Exactly as written, please repeat the data that follows, but not the pictures.

== Record extracts

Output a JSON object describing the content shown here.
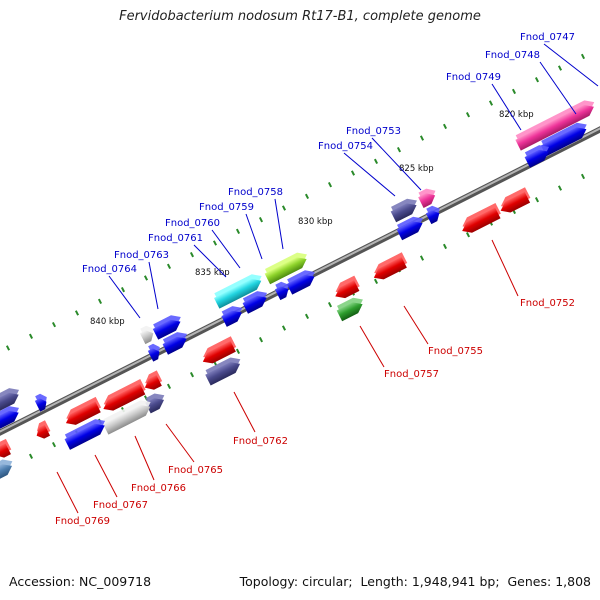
{
  "title": "Fervidobacterium nodosum Rt17-B1, complete genome",
  "footer": {
    "accession_label": "Accession:",
    "accession": "NC_009718",
    "topology_label": "Topology:",
    "topology": "circular",
    "length_label": "Length:",
    "length": "1,948,941 bp",
    "genes_label": "Genes:",
    "genes": "1,808"
  },
  "colors": {
    "forward_label": "#0000cc",
    "reverse_label": "#cc0000",
    "backbone": "#777777",
    "tick": "#2a8a2a"
  },
  "scale_labels": [
    "820 kbp",
    "825 kbp",
    "830 kbp",
    "835 kbp",
    "840 kbp"
  ],
  "forward_labels": [
    "Fnod_0747",
    "Fnod_0748",
    "Fnod_0749",
    "Fnod_0753",
    "Fnod_0754",
    "Fnod_0758",
    "Fnod_0759",
    "Fnod_0760",
    "Fnod_0761",
    "Fnod_0763",
    "Fnod_0764"
  ],
  "reverse_labels": [
    "Fnod_0752",
    "Fnod_0755",
    "Fnod_0757",
    "Fnod_0762",
    "Fnod_0765",
    "Fnod_0766",
    "Fnod_0767",
    "Fnod_0769"
  ]
}
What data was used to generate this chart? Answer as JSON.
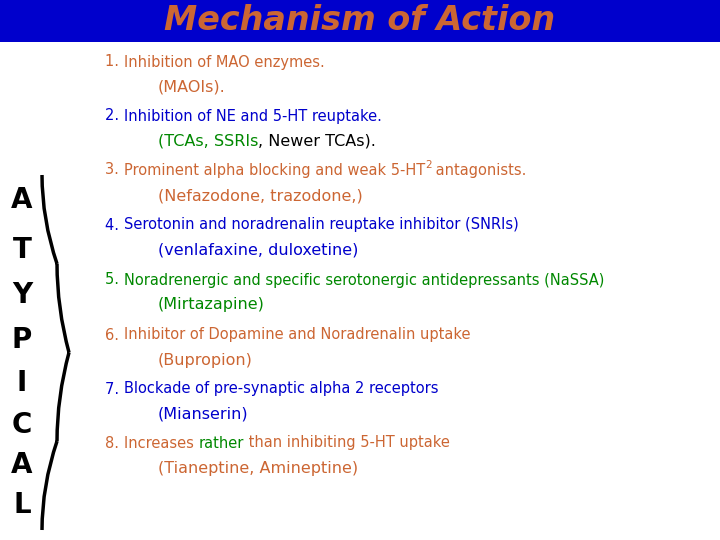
{
  "title": "Mechanism of Action",
  "title_color": "#CC6633",
  "title_bg": "#0000CC",
  "bg_color": "#FFFFFF",
  "figsize": [
    7.2,
    5.4
  ],
  "dpi": 100,
  "atypical_letters": [
    "A",
    "T",
    "Y",
    "P",
    "I",
    "C",
    "A",
    "L"
  ],
  "orange": "#CC6633",
  "blue": "#0000CC",
  "green": "#008800",
  "black": "#000000",
  "items": [
    {
      "num": "1. ",
      "num_color": "#CC6633",
      "line1_parts": [
        {
          "text": "Inhibition of MAO enzymes.",
          "color": "#CC6633"
        }
      ],
      "line2_parts": [
        {
          "text": "(MAOIs).",
          "color": "#CC6633"
        }
      ],
      "line2_bold": false
    },
    {
      "num": "2. ",
      "num_color": "#0000CC",
      "line1_parts": [
        {
          "text": "Inhibition of NE and 5-HT reuptake.",
          "color": "#0000CC"
        }
      ],
      "line2_parts": [
        {
          "text": "(TCAs, ",
          "color": "#008800"
        },
        {
          "text": "SSRIs",
          "color": "#008800"
        },
        {
          "text": ", Newer TCAs).",
          "color": "#000000"
        }
      ],
      "line2_bold": false
    },
    {
      "num": "3. ",
      "num_color": "#CC6633",
      "line1_parts": [
        {
          "text": "Prominent alpha blocking and weak 5-HT",
          "color": "#CC6633"
        },
        {
          "text": "2",
          "color": "#CC6633",
          "sup": true
        },
        {
          "text": " antagonists.",
          "color": "#CC6633"
        }
      ],
      "line2_parts": [
        {
          "text": "(Nefazodone, trazodone,)",
          "color": "#CC6633"
        }
      ],
      "line2_bold": false
    },
    {
      "num": "4. ",
      "num_color": "#0000CC",
      "line1_parts": [
        {
          "text": "Serotonin and noradrenalin reuptake inhibitor (SNRIs)",
          "color": "#0000CC"
        }
      ],
      "line2_parts": [
        {
          "text": "(venlafaxine, duloxetine)",
          "color": "#0000CC"
        }
      ],
      "line2_bold": false
    },
    {
      "num": "5. ",
      "num_color": "#008800",
      "line1_parts": [
        {
          "text": "Noradrenergic and specific serotonergic antidepressants (NaSSA)",
          "color": "#008800"
        }
      ],
      "line2_parts": [
        {
          "text": "(Mirtazapine)",
          "color": "#008800"
        }
      ],
      "line2_bold": false
    },
    {
      "num": "6. ",
      "num_color": "#CC6633",
      "line1_parts": [
        {
          "text": "Inhibitor of Dopamine and Noradrenalin uptake",
          "color": "#CC6633"
        }
      ],
      "line2_parts": [
        {
          "text": "(Bupropion)",
          "color": "#CC6633"
        }
      ],
      "line2_bold": false
    },
    {
      "num": "7. ",
      "num_color": "#0000CC",
      "line1_parts": [
        {
          "text": "Blockade of pre-synaptic alpha 2 receptors",
          "color": "#0000CC"
        }
      ],
      "line2_parts": [
        {
          "text": "(Mianserin)",
          "color": "#0000CC"
        }
      ],
      "line2_bold": false
    },
    {
      "num": "8. ",
      "num_color": "#CC6633",
      "line1_parts": [
        {
          "text": "Increases ",
          "color": "#CC6633"
        },
        {
          "text": "rather",
          "color": "#008800"
        },
        {
          "text": " than inhibiting 5-HT uptake",
          "color": "#CC6633"
        }
      ],
      "line2_parts": [
        {
          "text": "(Tianeptine, Amineptine)",
          "color": "#CC6633"
        }
      ],
      "line2_bold": false
    }
  ]
}
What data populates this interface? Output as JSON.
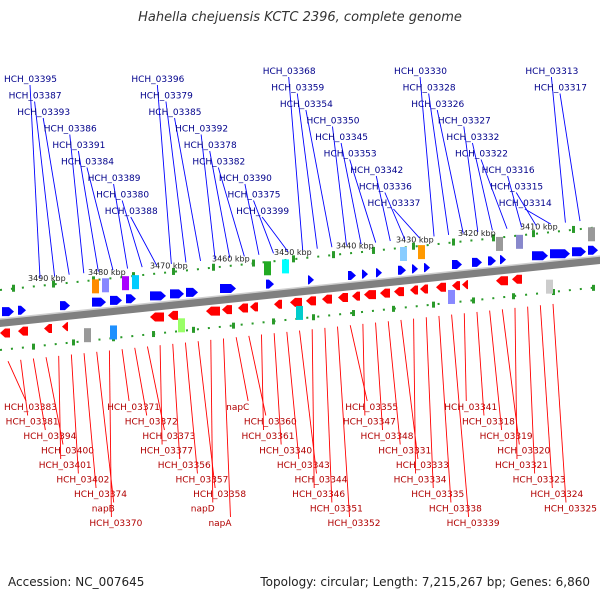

====

### Completed task
Output a JSON object describing the content shown here.
{
  "title": "Fervidobacterium nodosum Rt17-B1, complete genome",
  "footer": {
    "accession_label": "Accession:",
    "accession": "NC_009718",
    "topology_label": "Topology:",
    "topology": "circular",
    "length_label": "Length:",
    "length": "1,948,941 bp",
    "genes_label": "Genes:",
    "genes": "1,808"
  },
  "colors": {
    "forward_label": "#0000cc",
    "reverse_label": "#cc0000",
    "backbone": "#777777",
    "tick": "#2a8a2a"
  },
  "scale_labels": [
    "820 kbp",
    "825 kbp",
    "830 kbp",
    "835 kbp",
    "840 kbp"
  ],
  "forward_labels": [
    "Fnod_0747",
    "Fnod_0748",
    "Fnod_0749",
    "Fnod_0753",
    "Fnod_0754",
    "Fnod_0758",
    "Fnod_0759",
    "Fnod_0760",
    "Fnod_0761",
    "Fnod_0763",
    "Fnod_0764"
  ],
  "reverse_labels": [
    "Fnod_0752",
    "Fnod_0755",
    "Fnod_0757",
    "Fnod_0762",
    "Fnod_0765",
    "Fnod_0766",
    "Fnod_0767",
    "Fnod_0769"
  ]
}
What data was used to generate this chart? Answer as JSON.
{
  "title": "Mechanism of Action",
  "title_color": "#CC6633",
  "title_bg": "#0000CC",
  "bg_color": "#FFFFFF",
  "figsize": [
    7.2,
    5.4
  ],
  "dpi": 100,
  "atypical_letters": [
    "A",
    "T",
    "Y",
    "P",
    "I",
    "C",
    "A",
    "L"
  ],
  "orange": "#CC6633",
  "blue": "#0000CC",
  "green": "#008800",
  "black": "#000000",
  "items": [
    {
      "num": "1. ",
      "num_color": "#CC6633",
      "line1_parts": [
        {
          "text": "Inhibition of MAO enzymes.",
          "color": "#CC6633"
        }
      ],
      "line2_parts": [
        {
          "text": "(MAOIs).",
          "color": "#CC6633"
        }
      ],
      "line2_bold": false
    },
    {
      "num": "2. ",
      "num_color": "#0000CC",
      "line1_parts": [
        {
          "text": "Inhibition of NE and 5-HT reuptake.",
          "color": "#0000CC"
        }
      ],
      "line2_parts": [
        {
          "text": "(TCAs, ",
          "color": "#008800"
        },
        {
          "text": "SSRIs",
          "color": "#008800"
        },
        {
          "text": ", Newer TCAs).",
          "color": "#000000"
        }
      ],
      "line2_bold": false
    },
    {
      "num": "3. ",
      "num_color": "#CC6633",
      "line1_parts": [
        {
          "text": "Prominent alpha blocking and weak 5-HT",
          "color": "#CC6633"
        },
        {
          "text": "2",
          "color": "#CC6633",
          "sup": true
        },
        {
          "text": " antagonists.",
          "color": "#CC6633"
        }
      ],
      "line2_parts": [
        {
          "text": "(Nefazodone, trazodone,)",
          "color": "#CC6633"
        }
      ],
      "line2_bold": false
    },
    {
      "num": "4. ",
      "num_color": "#0000CC",
      "line1_parts": [
        {
          "text": "Serotonin and noradrenalin reuptake inhibitor (SNRIs)",
          "color": "#0000CC"
        }
      ],
      "line2_parts": [
        {
          "text": "(venlafaxine, duloxetine)",
          "color": "#0000CC"
        }
      ],
      "line2_bold": false
    },
    {
      "num": "5. ",
      "num_color": "#008800",
      "line1_parts": [
        {
          "text": "Noradrenergic and specific serotonergic antidepressants (NaSSA)",
          "color": "#008800"
        }
      ],
      "line2_parts": [
        {
          "text": "(Mirtazapine)",
          "color": "#008800"
        }
      ],
      "line2_bold": false
    },
    {
      "num": "6. ",
      "num_color": "#CC6633",
      "line1_parts": [
        {
          "text": "Inhibitor of Dopamine and Noradrenalin uptake",
          "color": "#CC6633"
        }
      ],
      "line2_parts": [
        {
          "text": "(Bupropion)",
          "color": "#CC6633"
        }
      ],
      "line2_bold": false
    },
    {
      "num": "7. ",
      "num_color": "#0000CC",
      "line1_parts": [
        {
          "text": "Blockade of pre-synaptic alpha 2 receptors",
          "color": "#0000CC"
        }
      ],
      "line2_parts": [
        {
          "text": "(Mianserin)",
          "color": "#0000CC"
        }
      ],
      "line2_bold": false
    },
    {
      "num": "8. ",
      "num_color": "#CC6633",
      "line1_parts": [
        {
          "text": "Increases ",
          "color": "#CC6633"
        },
        {
          "text": "rather",
          "color": "#008800"
        },
        {
          "text": " than inhibiting 5-HT uptake",
          "color": "#CC6633"
        }
      ],
      "line2_parts": [
        {
          "text": "(Tianeptine, Amineptine)",
          "color": "#CC6633"
        }
      ],
      "line2_bold": false
    }
  ]
}
What data populates this interface? Output as JSON.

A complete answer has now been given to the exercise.